## Directive
Check every line below for the string "ylabel", and copy the lines that contain it.

# start of The input

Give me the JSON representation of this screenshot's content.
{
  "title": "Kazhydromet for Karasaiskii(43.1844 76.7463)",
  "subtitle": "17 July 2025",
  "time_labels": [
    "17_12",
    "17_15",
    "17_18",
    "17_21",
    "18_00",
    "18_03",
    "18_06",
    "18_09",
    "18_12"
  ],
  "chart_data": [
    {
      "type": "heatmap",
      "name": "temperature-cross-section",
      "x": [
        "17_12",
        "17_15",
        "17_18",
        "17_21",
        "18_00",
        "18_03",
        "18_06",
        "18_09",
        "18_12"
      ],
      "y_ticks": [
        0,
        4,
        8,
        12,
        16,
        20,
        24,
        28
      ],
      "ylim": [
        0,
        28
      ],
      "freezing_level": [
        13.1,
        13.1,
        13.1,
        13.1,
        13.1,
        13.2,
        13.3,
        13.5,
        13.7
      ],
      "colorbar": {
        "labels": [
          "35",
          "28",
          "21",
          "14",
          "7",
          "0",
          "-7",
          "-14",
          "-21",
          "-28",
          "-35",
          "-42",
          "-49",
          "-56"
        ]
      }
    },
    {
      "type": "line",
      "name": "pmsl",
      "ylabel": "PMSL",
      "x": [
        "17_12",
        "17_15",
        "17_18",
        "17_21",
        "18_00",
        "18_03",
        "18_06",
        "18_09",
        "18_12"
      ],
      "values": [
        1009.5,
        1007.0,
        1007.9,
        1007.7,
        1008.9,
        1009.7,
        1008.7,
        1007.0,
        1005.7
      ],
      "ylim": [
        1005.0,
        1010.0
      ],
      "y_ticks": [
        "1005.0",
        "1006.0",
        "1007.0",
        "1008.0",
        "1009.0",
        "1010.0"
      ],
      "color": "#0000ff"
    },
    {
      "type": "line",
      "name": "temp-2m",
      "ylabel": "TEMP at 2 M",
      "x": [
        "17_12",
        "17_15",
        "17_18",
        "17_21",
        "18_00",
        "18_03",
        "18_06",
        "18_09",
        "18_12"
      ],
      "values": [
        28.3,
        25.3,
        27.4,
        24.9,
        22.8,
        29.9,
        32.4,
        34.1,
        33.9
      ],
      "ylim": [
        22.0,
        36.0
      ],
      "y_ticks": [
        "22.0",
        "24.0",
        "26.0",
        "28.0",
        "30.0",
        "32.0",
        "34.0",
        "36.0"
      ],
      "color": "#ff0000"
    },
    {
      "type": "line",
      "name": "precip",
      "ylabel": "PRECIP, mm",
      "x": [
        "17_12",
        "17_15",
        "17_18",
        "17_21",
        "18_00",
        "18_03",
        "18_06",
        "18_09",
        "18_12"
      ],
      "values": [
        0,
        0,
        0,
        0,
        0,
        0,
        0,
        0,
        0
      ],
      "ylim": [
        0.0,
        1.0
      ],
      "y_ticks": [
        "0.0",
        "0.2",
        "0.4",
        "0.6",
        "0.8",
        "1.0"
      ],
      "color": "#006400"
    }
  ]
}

# end of The input

## Response to this exercise
      "ylabel": "PMSL",
      "ylabel": "TEMP at 2 M",
      "ylabel": "PRECIP, mm",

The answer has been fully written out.